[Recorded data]
::::::::::

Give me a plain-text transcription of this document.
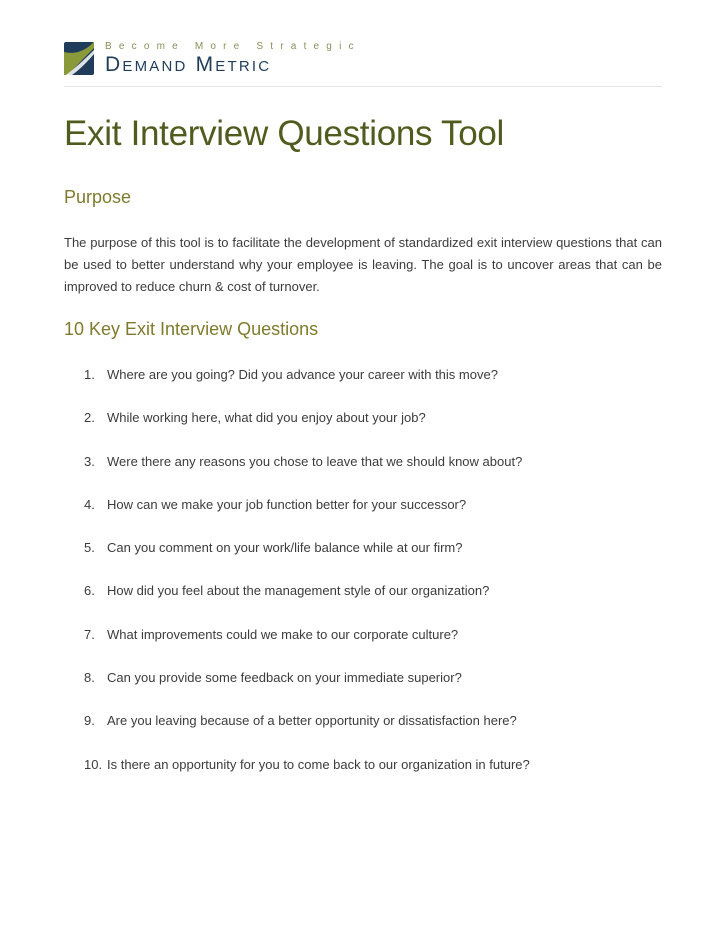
Become More Strategic
Demand Metric
Exit Interview Questions Tool
Purpose

The purpose of this tool is to facilitate the development of standardized exit interview questions that can be used to better understand why your employee is leaving. The goal is to uncover areas that can be improved to reduce churn & cost of turnover.

10 Key Exit Interview Questions
1. Where are you going? Did you advance your career with this move?
2. While working here, what did you enjoy about your job?
3. Were there any reasons you chose to leave that we should know about?
4. How can we make your job function better for your successor?
5. Can you comment on your work/life balance while at our firm?
6. How did you feel about the management style of our organization?
7. What improvements could we make to our corporate culture?
8. Can you provide some feedback on your immediate superior?
9. Are you leaving because of a better opportunity or dissatisfaction here?
10. Is there an opportunity for you to come back to our organization in future?
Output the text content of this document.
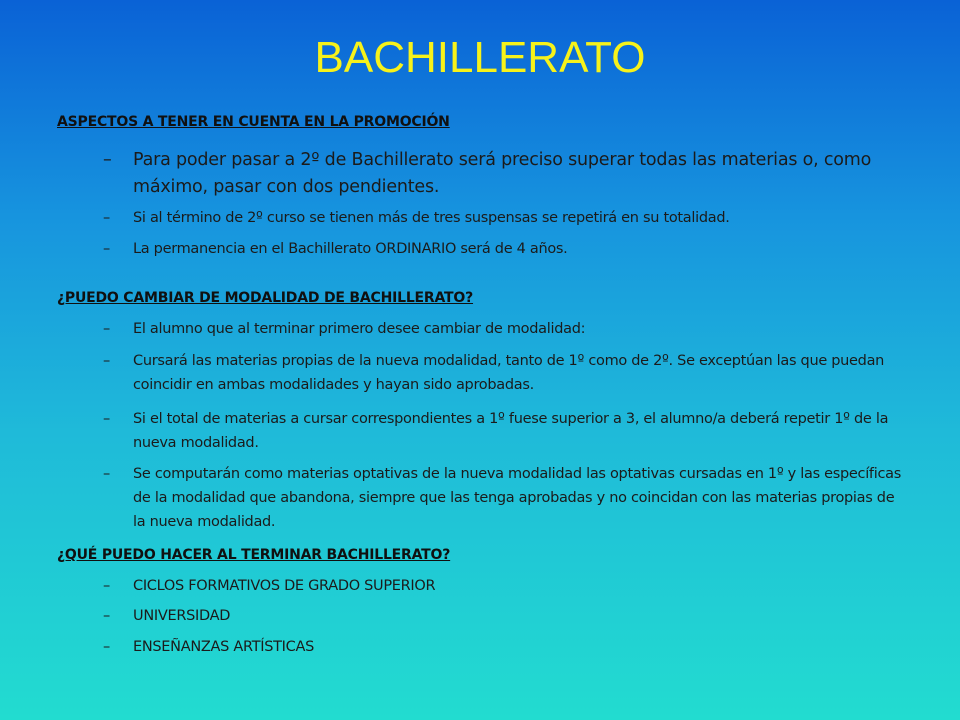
BACHILLERATO
ASPECTOS A TENER EN CUENTA EN LA PROMOCIÓN
–	Para poder pasar a 2º de Bachillerato será preciso superar todas las materias o, como máximo, pasar con dos pendientes.
–	Si al término de 2º curso se tienen más de tres suspensas se repetirá en su totalidad.
–	La permanencia en el Bachillerato ORDINARIO será de 4 años.
¿PUEDO CAMBIAR DE MODALIDAD DE BACHILLERATO?
–	El alumno que al terminar primero desee cambiar de modalidad:
–	Cursará las materias propias de la nueva modalidad, tanto de 1º como de 2º. Se exceptúan las que puedan coincidir en ambas modalidades y hayan sido aprobadas.
–	Si el total de materias a cursar correspondientes a 1º fuese superior a 3, el alumno/a deberá repetir 1º de la nueva modalidad.
–	Se computarán como materias optativas de la nueva modalidad las optativas cursadas en 1º y las específicas de la modalidad que abandona, siempre que las tenga aprobadas y no coincidan con las materias propias de la nueva modalidad.
¿QUÉ PUEDO HACER AL TERMINAR BACHILLERATO?
–	CICLOS FORMATIVOS DE GRADO SUPERIOR
–	UNIVERSIDAD
–	ENSEÑANZAS ARTÍSTICAS
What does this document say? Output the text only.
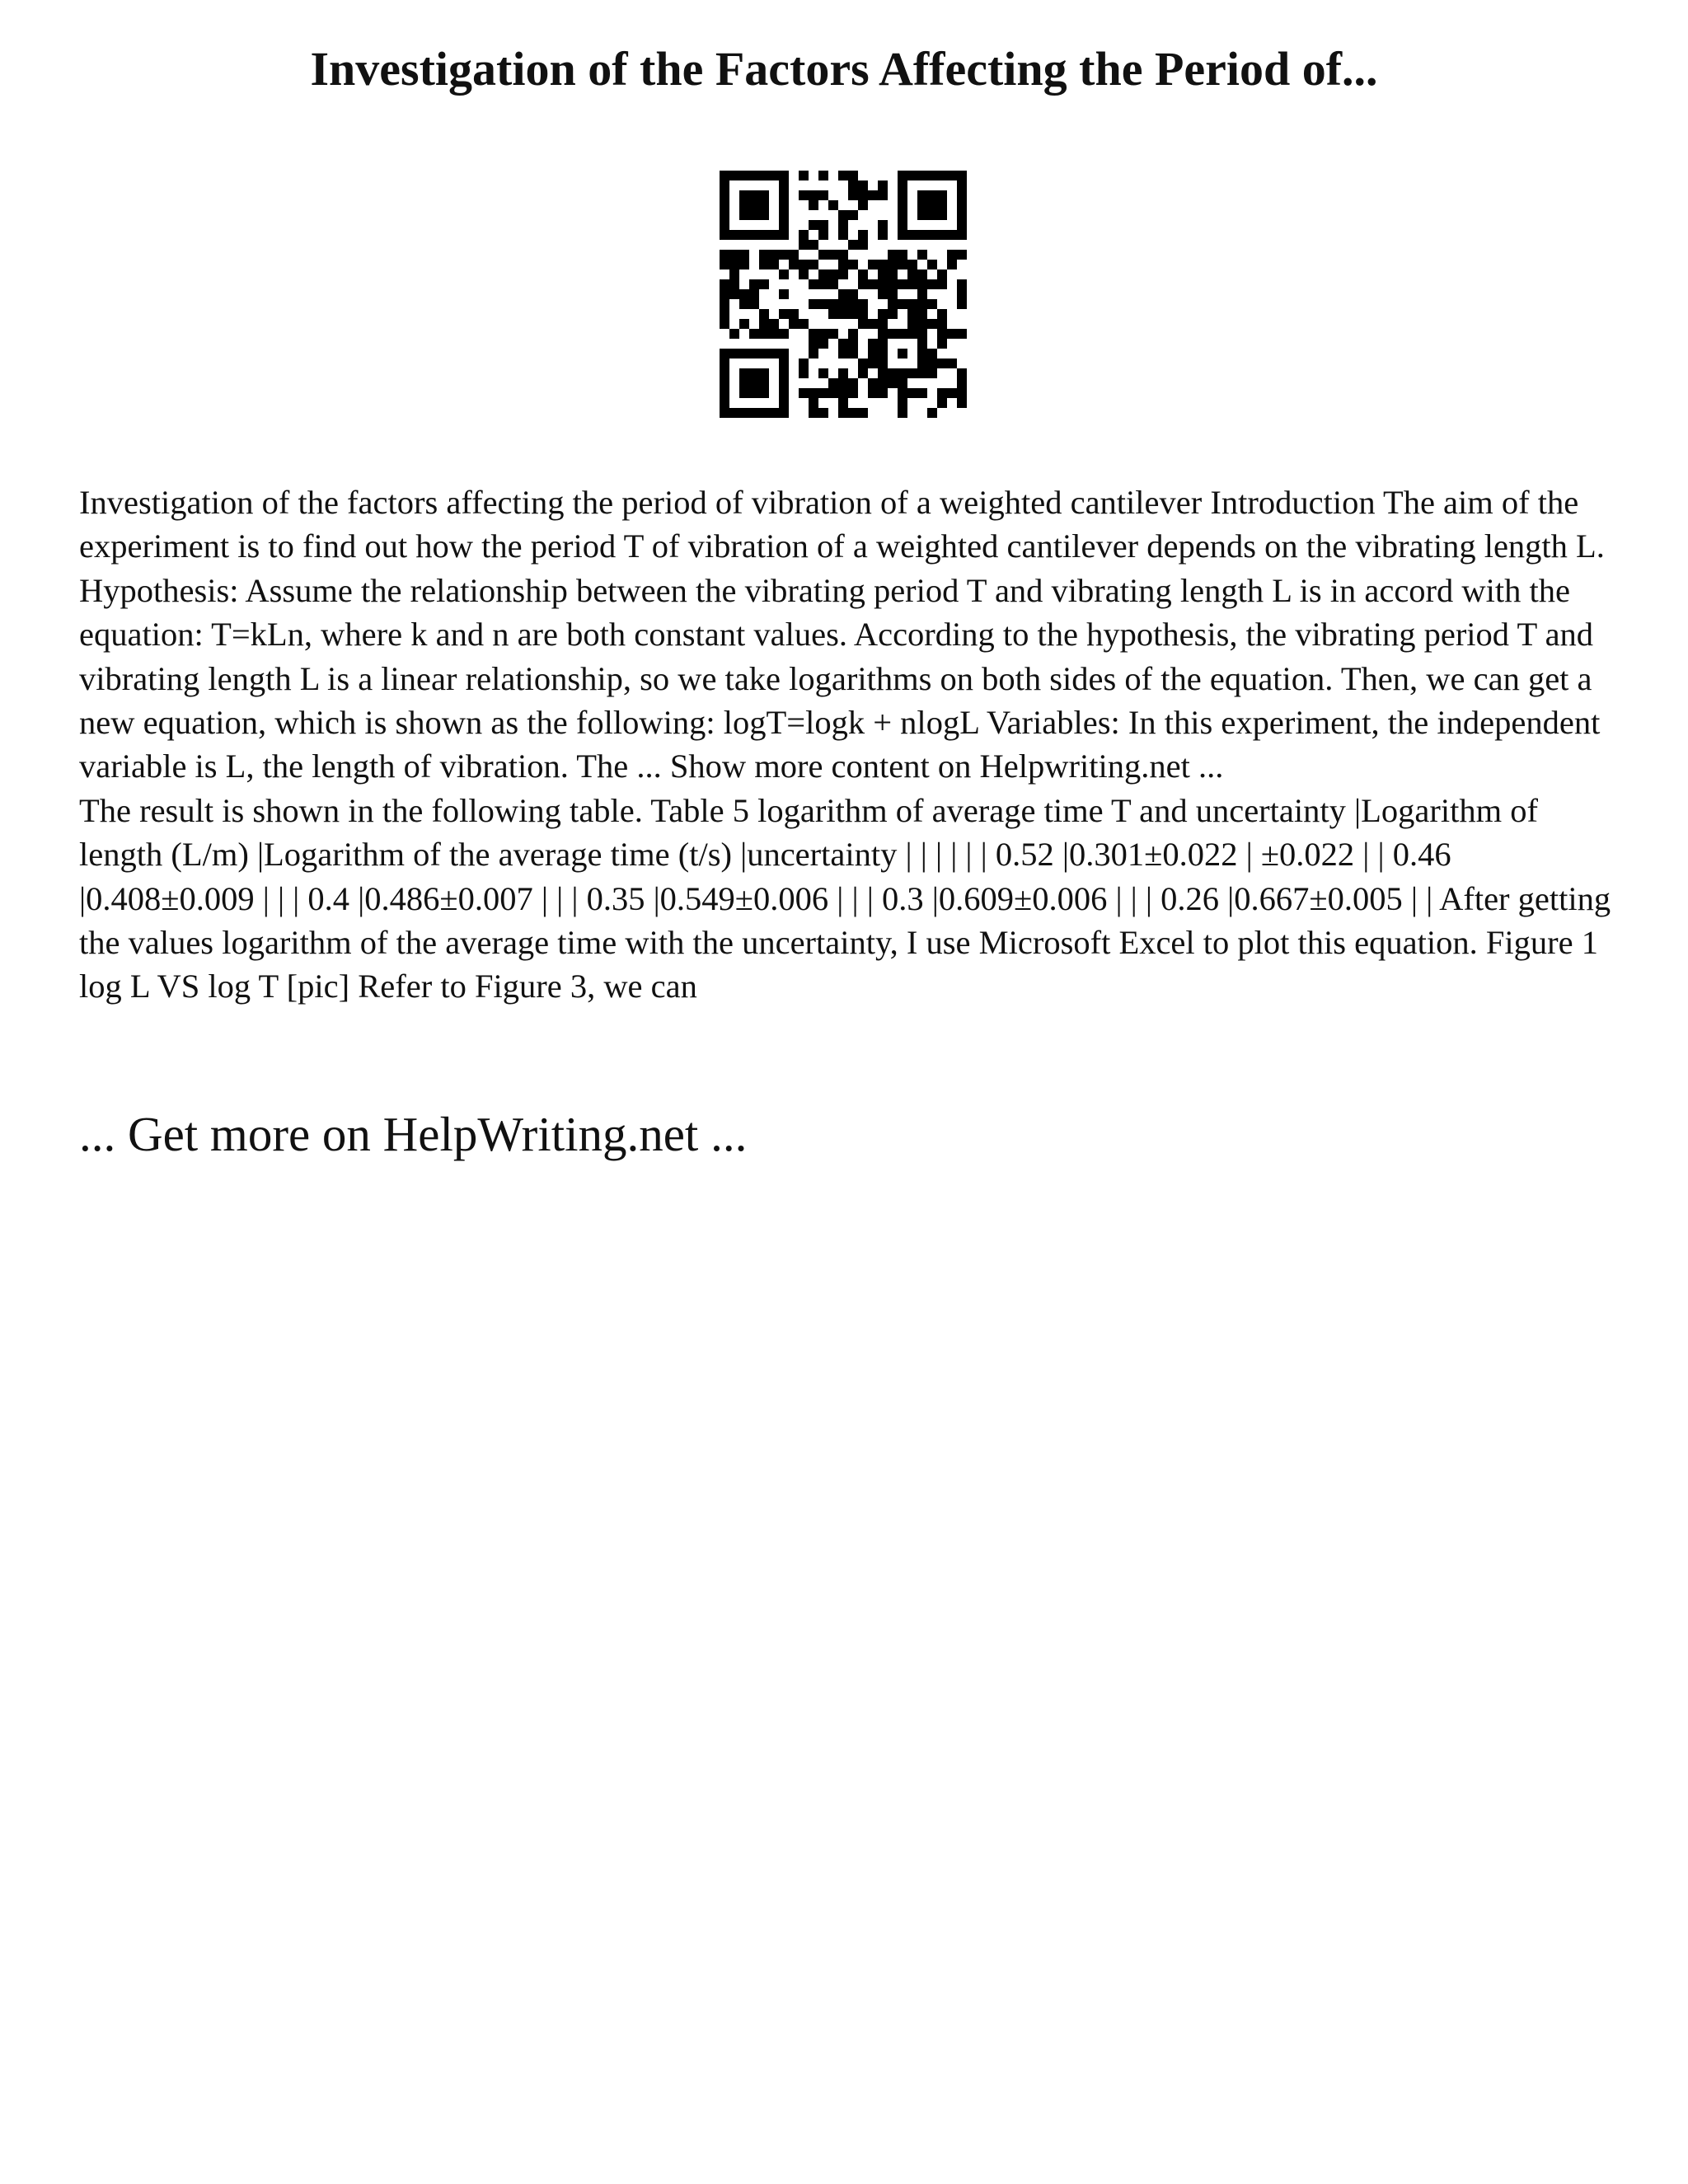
Investigation of the Factors Affecting the Period of...
Investigation of the factors affecting the period of vibration of a weighted cantilever Introduction The aim of the experiment is to find out how the period T of vibration of a weighted cantilever depends on the vibrating length L. Hypothesis: Assume the relationship between the vibrating period T and vibrating length L is in accord with the equation: T=kLn, where k and n are both constant values. According to the hypothesis, the vibrating period T and vibrating length L is a linear relationship, so we take logarithms on both sides of the equation. Then, we can get a new equation, which is shown as the following: logT=logk + nlogL Variables: In this experiment, the independent variable is L, the length of vibration. The ... Show more content on Helpwriting.net ...
The result is shown in the following table. Table 5 logarithm of average time T and uncertainty |Logarithm of length (L/m) |Logarithm of the average time (t/s) |uncertainty | | | | | | 0.52 |0.301±0.022 | ±0.022 | | 0.46 |0.408±0.009 | | | 0.4 |0.486±0.007 | | | 0.35 |0.549±0.006 | | | 0.3 |0.609±0.006 | | | 0.26 |0.667±0.005 | | After getting the values logarithm of the average time with the uncertainty, I use Microsoft Excel to plot this equation. Figure 1 log L VS log T [pic] Refer to Figure 3, we can

... Get more on HelpWriting.net ...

::::::::::

● Short task
Find the string "propias" in the records, then copy each line where it occurs.

● Output for this task
–	Cursará las materias propias de la nueva modalidad, tanto de 1º como de 2º. Se exceptúan las que puedan coincidir en ambas modalidades y hayan sido aprobadas.
–	Se computarán como materias optativas de la nueva modalidad las optativas cursadas en 1º y las específicas de la modalidad que abandona, siempre que las tenga aprobadas y no coincidan con las materias propias de la nueva modalidad.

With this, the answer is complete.